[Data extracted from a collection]
* * *
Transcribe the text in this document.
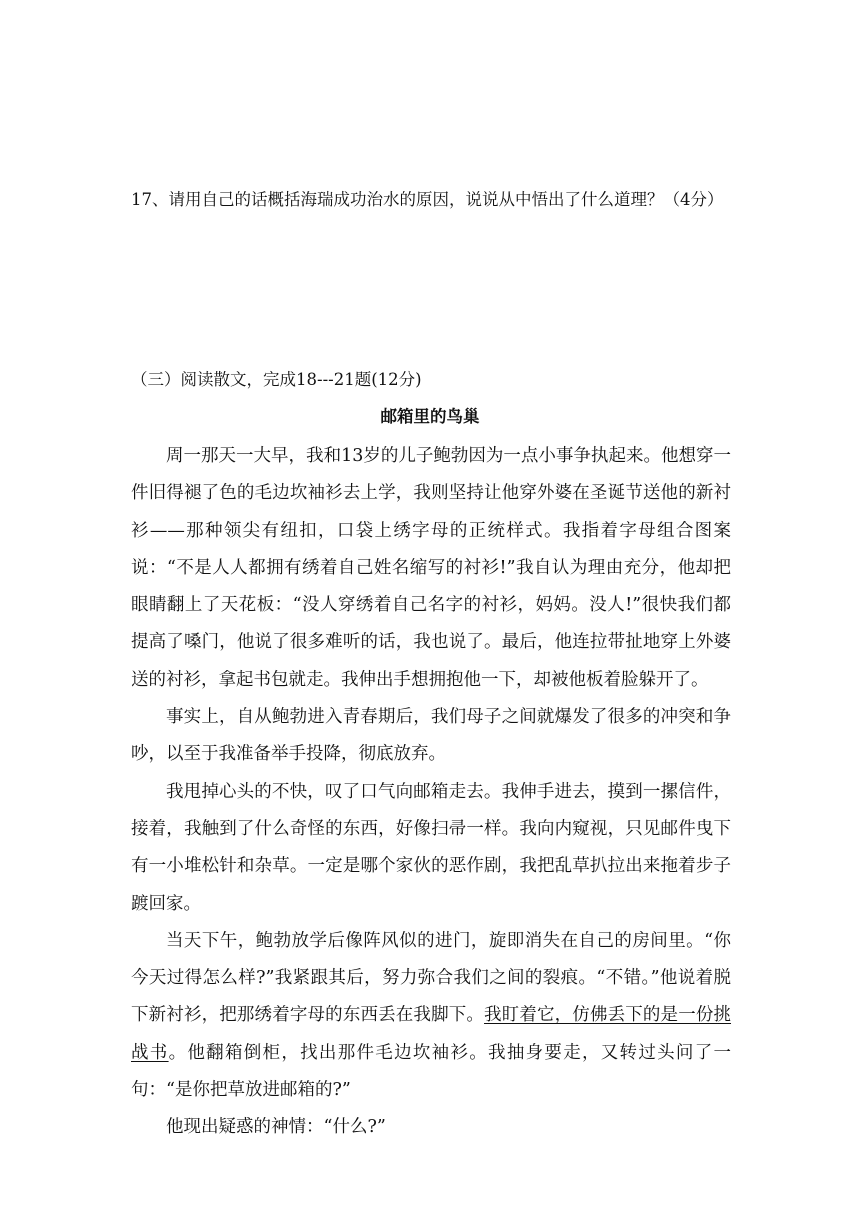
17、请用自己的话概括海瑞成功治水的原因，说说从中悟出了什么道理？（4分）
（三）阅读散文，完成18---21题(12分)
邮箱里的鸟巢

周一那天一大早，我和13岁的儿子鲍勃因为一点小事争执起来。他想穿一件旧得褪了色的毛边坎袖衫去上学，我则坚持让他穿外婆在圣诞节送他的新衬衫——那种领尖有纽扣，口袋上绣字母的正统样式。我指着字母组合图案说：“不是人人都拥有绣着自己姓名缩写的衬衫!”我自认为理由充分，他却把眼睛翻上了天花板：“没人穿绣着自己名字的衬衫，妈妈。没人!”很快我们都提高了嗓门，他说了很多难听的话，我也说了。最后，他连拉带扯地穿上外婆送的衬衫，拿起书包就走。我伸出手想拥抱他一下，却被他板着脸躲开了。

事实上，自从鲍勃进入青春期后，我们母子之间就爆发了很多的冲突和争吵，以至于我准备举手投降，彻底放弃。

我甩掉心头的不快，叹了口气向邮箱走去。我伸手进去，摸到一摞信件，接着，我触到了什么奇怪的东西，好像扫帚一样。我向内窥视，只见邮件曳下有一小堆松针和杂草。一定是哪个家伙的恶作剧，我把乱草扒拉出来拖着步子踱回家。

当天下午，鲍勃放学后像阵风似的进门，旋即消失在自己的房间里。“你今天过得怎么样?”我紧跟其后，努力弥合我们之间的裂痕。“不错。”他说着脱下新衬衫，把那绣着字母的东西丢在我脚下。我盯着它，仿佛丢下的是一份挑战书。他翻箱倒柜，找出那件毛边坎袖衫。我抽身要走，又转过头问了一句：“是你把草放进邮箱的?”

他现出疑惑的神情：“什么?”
* * *
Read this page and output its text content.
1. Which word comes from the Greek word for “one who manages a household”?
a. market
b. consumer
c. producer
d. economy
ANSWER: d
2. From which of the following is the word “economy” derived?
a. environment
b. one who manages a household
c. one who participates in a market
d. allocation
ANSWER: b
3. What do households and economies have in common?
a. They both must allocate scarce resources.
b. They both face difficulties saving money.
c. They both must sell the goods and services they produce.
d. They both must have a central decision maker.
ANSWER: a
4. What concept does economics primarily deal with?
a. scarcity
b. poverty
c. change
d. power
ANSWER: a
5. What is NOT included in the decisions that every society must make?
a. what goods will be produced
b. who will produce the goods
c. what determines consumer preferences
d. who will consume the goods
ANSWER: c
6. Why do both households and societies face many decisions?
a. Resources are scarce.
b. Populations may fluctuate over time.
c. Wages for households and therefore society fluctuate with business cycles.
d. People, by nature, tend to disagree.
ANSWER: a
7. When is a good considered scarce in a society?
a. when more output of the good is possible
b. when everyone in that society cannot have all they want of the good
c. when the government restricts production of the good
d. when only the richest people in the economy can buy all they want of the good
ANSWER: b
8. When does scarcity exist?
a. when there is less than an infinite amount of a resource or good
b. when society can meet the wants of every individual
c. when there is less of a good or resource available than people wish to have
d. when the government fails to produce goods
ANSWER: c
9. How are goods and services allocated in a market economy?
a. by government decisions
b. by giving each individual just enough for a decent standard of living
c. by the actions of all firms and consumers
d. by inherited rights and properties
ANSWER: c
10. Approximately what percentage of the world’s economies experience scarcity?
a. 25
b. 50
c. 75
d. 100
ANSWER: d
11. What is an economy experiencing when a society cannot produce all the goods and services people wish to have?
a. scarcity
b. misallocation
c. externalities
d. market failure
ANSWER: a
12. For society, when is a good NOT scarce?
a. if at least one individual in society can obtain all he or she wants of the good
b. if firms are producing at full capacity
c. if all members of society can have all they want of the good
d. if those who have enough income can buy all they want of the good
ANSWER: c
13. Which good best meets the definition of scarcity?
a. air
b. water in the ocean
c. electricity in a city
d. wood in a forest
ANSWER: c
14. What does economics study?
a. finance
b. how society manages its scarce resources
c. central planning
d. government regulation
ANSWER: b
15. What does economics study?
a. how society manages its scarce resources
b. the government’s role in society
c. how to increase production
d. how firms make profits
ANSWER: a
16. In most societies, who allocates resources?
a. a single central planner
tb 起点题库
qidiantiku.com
* * *
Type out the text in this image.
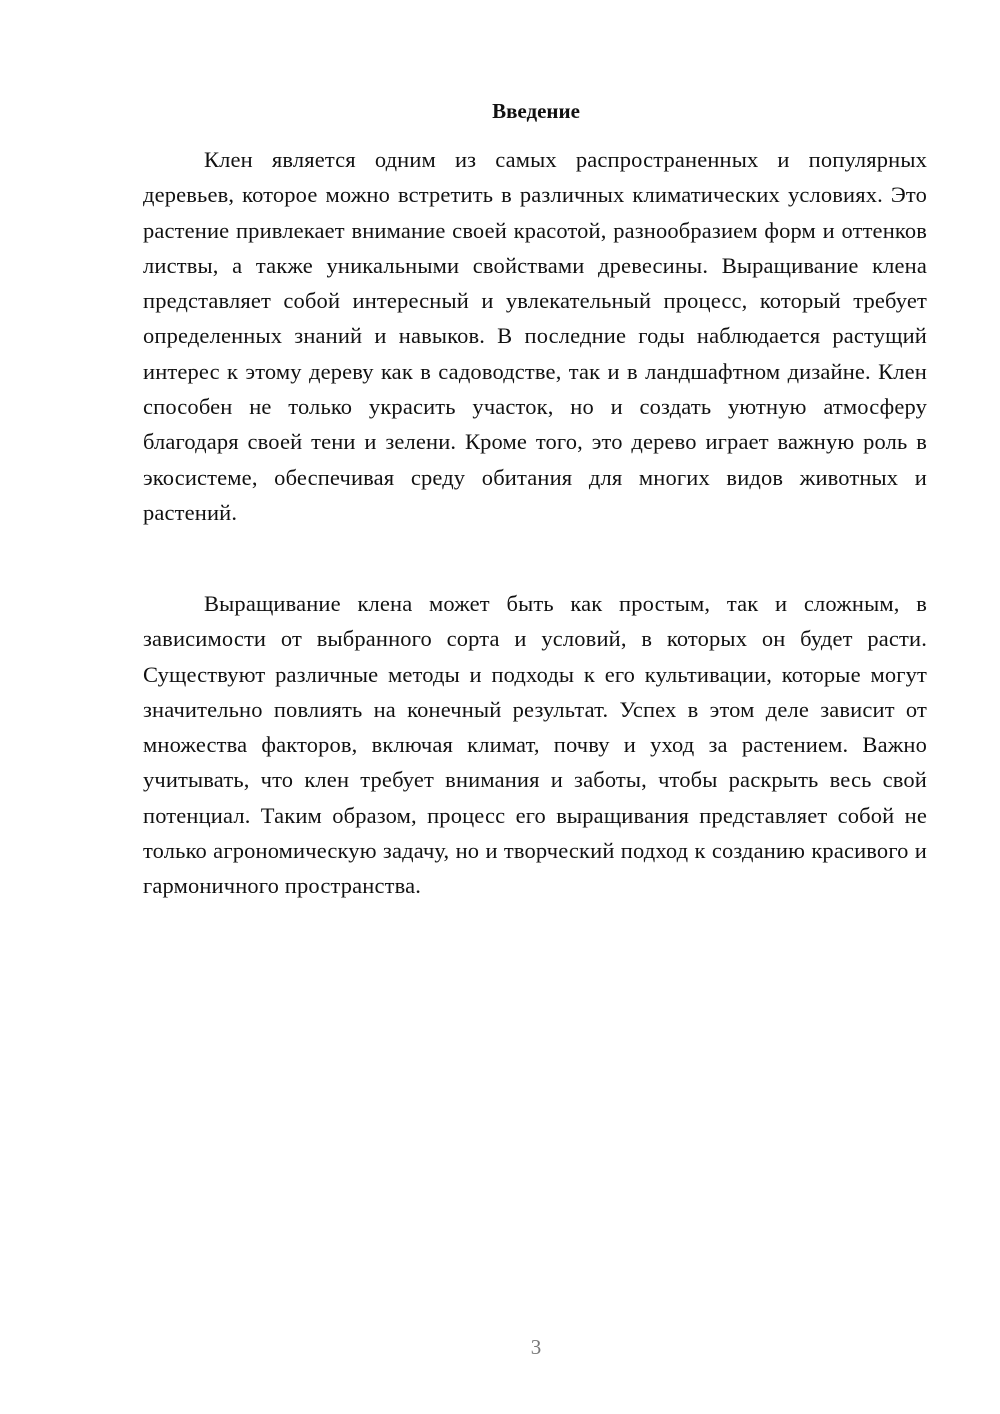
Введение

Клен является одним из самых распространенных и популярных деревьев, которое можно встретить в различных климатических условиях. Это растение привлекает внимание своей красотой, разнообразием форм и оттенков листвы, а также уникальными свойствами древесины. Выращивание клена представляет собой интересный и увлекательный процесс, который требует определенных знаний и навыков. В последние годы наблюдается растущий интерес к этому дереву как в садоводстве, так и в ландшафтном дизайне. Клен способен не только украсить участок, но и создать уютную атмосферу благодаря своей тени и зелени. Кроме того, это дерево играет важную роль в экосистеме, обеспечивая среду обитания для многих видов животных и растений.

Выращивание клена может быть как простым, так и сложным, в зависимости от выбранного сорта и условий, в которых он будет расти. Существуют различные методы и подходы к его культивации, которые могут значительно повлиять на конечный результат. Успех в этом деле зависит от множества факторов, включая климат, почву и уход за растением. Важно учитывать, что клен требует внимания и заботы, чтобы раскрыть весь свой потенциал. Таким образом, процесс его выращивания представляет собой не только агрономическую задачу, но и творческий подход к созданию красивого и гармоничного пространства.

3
* * *
Set problem: Copy out every line with the word "market".

Reply to the exercise:
a. market
c. one who participates in a market
9. How are goods and services allocated in a market economy?
d. market failure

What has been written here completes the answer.